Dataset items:
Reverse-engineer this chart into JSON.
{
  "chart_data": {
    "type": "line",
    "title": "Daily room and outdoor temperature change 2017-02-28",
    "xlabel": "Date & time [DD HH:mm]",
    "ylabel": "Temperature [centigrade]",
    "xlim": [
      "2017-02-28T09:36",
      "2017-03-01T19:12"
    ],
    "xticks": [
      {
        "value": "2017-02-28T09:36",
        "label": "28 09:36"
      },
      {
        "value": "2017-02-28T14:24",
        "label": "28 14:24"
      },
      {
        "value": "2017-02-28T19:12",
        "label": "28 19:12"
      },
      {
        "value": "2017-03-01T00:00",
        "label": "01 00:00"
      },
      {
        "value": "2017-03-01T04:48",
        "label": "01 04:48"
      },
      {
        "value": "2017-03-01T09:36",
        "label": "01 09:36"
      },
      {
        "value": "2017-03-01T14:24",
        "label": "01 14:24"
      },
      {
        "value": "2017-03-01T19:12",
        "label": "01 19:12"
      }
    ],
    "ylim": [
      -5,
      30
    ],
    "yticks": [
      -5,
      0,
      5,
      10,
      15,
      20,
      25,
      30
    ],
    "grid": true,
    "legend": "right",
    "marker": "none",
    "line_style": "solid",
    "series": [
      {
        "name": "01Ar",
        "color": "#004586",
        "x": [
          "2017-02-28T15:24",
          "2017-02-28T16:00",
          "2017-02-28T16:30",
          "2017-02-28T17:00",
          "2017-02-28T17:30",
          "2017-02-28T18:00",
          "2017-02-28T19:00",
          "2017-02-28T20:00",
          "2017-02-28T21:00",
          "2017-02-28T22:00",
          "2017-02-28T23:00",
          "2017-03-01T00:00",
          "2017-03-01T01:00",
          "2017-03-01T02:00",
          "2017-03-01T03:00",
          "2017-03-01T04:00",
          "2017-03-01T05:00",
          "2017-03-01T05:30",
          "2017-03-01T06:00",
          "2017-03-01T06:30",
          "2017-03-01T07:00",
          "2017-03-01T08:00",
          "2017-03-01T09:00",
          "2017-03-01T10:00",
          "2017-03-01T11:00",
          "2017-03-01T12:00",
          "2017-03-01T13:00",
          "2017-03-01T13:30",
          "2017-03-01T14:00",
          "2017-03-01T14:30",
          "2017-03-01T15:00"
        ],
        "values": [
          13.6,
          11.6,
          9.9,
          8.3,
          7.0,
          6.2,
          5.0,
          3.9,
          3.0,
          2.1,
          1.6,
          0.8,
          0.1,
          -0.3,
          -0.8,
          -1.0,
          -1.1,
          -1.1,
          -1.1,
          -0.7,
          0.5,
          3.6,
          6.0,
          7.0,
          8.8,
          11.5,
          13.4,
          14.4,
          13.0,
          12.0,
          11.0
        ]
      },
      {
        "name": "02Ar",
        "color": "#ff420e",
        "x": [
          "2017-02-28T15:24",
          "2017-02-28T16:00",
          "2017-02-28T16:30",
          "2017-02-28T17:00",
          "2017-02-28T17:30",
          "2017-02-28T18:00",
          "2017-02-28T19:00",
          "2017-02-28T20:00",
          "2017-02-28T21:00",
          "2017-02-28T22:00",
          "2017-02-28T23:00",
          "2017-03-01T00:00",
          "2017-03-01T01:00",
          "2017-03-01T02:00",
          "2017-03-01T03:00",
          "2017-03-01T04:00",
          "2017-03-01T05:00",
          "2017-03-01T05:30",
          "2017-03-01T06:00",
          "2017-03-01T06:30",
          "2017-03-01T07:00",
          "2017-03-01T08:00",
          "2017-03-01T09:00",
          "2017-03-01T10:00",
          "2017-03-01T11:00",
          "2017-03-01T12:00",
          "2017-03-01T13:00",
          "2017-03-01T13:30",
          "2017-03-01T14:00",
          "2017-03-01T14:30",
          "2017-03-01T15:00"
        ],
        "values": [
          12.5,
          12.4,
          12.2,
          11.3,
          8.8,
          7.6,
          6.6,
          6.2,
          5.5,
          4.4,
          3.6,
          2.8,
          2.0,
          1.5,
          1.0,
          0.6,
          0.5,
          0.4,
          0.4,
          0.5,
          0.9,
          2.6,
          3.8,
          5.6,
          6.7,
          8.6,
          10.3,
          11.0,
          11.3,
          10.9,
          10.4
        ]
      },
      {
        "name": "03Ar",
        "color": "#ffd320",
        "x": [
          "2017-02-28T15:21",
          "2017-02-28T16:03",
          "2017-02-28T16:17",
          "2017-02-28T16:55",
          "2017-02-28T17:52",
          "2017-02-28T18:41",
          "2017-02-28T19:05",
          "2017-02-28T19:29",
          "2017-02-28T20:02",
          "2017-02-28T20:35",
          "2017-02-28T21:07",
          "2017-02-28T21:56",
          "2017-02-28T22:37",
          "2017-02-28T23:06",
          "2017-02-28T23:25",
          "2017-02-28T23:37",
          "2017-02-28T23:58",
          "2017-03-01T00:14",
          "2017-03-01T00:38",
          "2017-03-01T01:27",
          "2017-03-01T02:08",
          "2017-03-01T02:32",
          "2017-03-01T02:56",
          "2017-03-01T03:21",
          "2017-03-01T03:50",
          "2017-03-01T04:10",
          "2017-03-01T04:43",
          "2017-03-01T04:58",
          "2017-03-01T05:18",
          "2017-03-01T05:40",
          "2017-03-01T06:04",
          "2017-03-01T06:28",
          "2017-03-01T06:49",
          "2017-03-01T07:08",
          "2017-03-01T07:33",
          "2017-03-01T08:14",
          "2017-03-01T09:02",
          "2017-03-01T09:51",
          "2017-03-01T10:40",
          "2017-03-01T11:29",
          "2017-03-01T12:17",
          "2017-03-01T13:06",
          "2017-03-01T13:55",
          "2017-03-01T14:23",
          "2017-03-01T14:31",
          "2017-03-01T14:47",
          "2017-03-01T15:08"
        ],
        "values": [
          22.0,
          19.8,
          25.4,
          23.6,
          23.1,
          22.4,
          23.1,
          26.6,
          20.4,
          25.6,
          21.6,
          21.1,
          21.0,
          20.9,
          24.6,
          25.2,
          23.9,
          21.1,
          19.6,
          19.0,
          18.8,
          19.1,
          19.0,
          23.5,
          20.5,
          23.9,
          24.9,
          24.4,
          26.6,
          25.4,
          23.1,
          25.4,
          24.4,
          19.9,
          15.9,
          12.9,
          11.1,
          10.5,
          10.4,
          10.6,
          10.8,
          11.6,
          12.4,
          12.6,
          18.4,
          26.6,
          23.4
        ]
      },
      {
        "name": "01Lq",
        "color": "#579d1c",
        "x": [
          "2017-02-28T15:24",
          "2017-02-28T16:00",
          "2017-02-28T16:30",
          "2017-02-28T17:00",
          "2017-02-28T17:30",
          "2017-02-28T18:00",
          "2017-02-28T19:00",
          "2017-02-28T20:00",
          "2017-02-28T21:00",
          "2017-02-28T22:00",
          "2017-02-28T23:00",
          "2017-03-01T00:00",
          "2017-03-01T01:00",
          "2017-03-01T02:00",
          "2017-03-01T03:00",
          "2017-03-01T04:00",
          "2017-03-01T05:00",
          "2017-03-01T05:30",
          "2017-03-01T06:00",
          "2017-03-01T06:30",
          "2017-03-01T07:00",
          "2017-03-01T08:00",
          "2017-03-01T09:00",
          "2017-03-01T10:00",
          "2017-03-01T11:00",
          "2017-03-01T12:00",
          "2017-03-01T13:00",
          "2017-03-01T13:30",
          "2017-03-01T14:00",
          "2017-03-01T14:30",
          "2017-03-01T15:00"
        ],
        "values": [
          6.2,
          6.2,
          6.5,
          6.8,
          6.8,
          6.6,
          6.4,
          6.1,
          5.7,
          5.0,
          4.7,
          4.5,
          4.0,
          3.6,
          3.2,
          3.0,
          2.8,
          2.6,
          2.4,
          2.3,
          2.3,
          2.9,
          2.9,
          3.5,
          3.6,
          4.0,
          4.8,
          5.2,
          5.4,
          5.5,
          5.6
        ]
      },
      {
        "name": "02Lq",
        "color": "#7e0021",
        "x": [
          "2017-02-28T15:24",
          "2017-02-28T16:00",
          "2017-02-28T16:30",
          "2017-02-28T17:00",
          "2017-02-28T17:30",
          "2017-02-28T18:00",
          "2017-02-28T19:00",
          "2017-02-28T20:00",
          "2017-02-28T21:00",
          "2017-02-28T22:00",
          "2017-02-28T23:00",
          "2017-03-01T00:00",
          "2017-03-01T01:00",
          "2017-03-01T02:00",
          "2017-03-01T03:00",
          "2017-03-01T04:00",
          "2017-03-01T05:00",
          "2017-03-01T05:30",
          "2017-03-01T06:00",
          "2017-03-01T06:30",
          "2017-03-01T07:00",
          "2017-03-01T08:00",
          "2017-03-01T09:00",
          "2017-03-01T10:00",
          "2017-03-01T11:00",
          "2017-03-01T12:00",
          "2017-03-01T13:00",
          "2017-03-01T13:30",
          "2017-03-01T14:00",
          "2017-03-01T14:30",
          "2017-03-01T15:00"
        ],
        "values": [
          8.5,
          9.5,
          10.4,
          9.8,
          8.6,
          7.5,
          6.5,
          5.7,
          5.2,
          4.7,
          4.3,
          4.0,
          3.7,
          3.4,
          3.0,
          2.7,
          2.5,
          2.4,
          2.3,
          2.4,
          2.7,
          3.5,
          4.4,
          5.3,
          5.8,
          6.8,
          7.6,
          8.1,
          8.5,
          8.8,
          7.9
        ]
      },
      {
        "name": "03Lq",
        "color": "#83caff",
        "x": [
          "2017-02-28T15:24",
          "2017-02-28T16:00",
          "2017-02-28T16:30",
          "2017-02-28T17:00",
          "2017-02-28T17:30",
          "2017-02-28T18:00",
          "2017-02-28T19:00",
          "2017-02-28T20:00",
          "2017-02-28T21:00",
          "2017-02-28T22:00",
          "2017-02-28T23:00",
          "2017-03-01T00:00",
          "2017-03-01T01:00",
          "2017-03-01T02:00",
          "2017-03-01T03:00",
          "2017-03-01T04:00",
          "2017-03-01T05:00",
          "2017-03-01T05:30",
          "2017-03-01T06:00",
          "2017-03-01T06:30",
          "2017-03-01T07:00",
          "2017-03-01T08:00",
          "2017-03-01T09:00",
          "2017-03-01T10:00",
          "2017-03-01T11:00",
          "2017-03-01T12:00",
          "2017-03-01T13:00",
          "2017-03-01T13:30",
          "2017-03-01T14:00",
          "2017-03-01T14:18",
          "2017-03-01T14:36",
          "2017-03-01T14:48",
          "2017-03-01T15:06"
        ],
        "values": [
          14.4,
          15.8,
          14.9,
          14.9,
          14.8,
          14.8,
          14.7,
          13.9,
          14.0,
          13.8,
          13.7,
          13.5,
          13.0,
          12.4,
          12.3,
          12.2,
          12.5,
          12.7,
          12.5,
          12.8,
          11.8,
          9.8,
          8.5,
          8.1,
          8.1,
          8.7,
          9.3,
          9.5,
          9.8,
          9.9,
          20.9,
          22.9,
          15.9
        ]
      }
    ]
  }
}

Task statement:
Give the count of lines containing "name", with no added text.

Reply:
6